Ivanovo State Polytechnic University (ISPU) is a technical university in Ivanovo, Russia.

ISPU was established in 2012 by merging Ivanovo State University of Architecture and Civil Engineering and Ivanovo State Textile Academy.

ISPU  has over 3,000 students from 21 regions of the Russian Federation and 17 foreign countries.  The teaching staff is formed by more than 250 scientific and pedagogical workers, over 85% of them having scientific degrees of Candidates or Doctors of sciences.

Educational programs 
Higher educational   programs – bachelor  or specialist  programs:

Postgraduate programs for training scientific and pedagogical staff

Training in professions and specialties of secondary vocational education

Dissertation councils 
Candidate's (PhD) and doctoral dissertations are defended in two specialized thesis boards (The thesis defense board on construction sciences occupies the sixth position out of 46 in rating of the thesis boards of the Russian Federation for 2016).

Research activity 

The scientific research of the university is carried out within the framework of 19 main research areas corresponding to the prioritized scientific tendencies of development, technology and engineering in the Russian Federation.

The basis of the scientific, innovation and production infrastructure of  ISPU:
Five research and educational centers established in partnership with manufacturing companies and the Institute of Solution Chemistry of the Russian Academy of Sciences;
three small innovative enterprises; 
dozens of scientific laboratories; 
own publishing house and a section of instant printing; 
a complex of museum, exhibition and resource centers.
◆ ◆ ◆ ◆
• [DIRECTIVE 1]:
Write out the entire text on Ivanovo State Polytechnic University, word for word.
The text and the records have no connection to each other.

Records from a data source
◆ ◆ ◆ ◆
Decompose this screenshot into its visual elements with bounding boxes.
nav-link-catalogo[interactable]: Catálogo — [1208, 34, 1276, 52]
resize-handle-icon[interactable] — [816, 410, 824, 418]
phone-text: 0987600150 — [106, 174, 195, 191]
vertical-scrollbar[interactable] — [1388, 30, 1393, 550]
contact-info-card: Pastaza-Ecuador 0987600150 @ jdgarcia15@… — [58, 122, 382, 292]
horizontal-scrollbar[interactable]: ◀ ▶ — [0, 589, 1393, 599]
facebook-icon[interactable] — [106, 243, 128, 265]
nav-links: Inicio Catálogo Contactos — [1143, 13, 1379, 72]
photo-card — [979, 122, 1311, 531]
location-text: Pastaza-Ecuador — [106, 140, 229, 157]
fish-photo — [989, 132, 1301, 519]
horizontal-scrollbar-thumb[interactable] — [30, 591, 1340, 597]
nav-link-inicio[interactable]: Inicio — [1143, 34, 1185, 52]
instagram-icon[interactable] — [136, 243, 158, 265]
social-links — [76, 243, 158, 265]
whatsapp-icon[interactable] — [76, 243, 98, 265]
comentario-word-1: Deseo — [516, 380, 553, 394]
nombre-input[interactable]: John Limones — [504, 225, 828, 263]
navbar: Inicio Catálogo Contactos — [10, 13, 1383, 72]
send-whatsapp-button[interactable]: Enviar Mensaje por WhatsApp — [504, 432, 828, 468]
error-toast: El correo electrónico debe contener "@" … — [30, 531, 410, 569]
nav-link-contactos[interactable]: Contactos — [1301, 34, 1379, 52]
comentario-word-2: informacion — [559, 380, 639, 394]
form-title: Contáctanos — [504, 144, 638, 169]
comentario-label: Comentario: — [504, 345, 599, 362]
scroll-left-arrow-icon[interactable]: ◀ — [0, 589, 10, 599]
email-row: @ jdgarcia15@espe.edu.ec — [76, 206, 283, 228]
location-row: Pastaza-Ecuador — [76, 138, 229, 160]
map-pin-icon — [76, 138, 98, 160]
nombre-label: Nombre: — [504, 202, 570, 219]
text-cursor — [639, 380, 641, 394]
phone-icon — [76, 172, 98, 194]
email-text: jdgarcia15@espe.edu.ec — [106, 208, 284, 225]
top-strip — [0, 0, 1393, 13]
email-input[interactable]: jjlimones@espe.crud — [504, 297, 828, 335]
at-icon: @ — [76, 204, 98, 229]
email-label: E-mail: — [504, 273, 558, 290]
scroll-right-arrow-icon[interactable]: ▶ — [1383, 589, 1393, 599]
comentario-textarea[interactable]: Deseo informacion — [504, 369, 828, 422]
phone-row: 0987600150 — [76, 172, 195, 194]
◆ ◆ ◆ ◆
• [DIRECTIVE 2]:
Pull from the records every line from the first one through the line containing "error-toast: El correo", including both of those lines, and reproduce them without any change.

• [CORRECT OUTPUT 1]:
Ivanovo State Polytechnic University (ISPU) is a technical university in Ivanovo, Russia.

ISPU was established in 2012 by merging Ivanovo State University of Architecture and Civil Engineering and Ivanovo State Textile Academy.

ISPU  has over 3,000 students from 21 regions of the Russian Federation and 17 foreign countries.  The teaching staff is formed by more than 250 scientific and pedagogical workers, over 85% of them having scientific degrees of Candidates or Doctors of sciences.

Educational programs 
Higher educational   programs – bachelor  or specialist  programs:

Postgraduate programs for training scientific and pedagogical staff

Training in professions and specialties of secondary vocational education

Dissertation councils 
Candidate's (PhD) and doctoral dissertations are defended in two specialized thesis boards (The thesis defense board on construction sciences occupies the sixth position out of 46 in rating of the thesis boards of the Russian Federation for 2016).

Research activity 

The scientific research of the university is carried out within the framework of 19 main research areas corresponding to the prioritized scientific tendencies of development, technology and engineering in the Russian Federation.

The basis of the scientific, innovation and production infrastructure of  ISPU:
Five research and educational centers established in partnership with manufacturing companies and the Institute of Solution Chemistry of the Russian Academy of Sciences;
three small innovative enterprises; 
dozens of scientific laboratories; 
own publishing house and a section of instant printing; 
a complex of museum, exhibition and resource centers.

• [CORRECT OUTPUT 2]:
Decompose this screenshot into its visual elements with bounding boxes.
nav-link-catalogo[interactable]: Catálogo — [1208, 34, 1276, 52]
resize-handle-icon[interactable] — [816, 410, 824, 418]
phone-text: 0987600150 — [106, 174, 195, 191]
vertical-scrollbar[interactable] — [1388, 30, 1393, 550]
contact-info-card: Pastaza-Ecuador 0987600150 @ jdgarcia15@… — [58, 122, 382, 292]
horizontal-scrollbar[interactable]: ◀ ▶ — [0, 589, 1393, 599]
facebook-icon[interactable] — [106, 243, 128, 265]
nav-links: Inicio Catálogo Contactos — [1143, 13, 1379, 72]
photo-card — [979, 122, 1311, 531]
location-text: Pastaza-Ecuador — [106, 140, 229, 157]
fish-photo — [989, 132, 1301, 519]
horizontal-scrollbar-thumb[interactable] — [30, 591, 1340, 597]
nav-link-inicio[interactable]: Inicio — [1143, 34, 1185, 52]
instagram-icon[interactable] — [136, 243, 158, 265]
social-links — [76, 243, 158, 265]
whatsapp-icon[interactable] — [76, 243, 98, 265]
comentario-word-1: Deseo — [516, 380, 553, 394]
nombre-input[interactable]: John Limones — [504, 225, 828, 263]
navbar: Inicio Catálogo Contactos — [10, 13, 1383, 72]
send-whatsapp-button[interactable]: Enviar Mensaje por WhatsApp — [504, 432, 828, 468]
error-toast: El correo electrónico debe contener "@" … — [30, 531, 410, 569]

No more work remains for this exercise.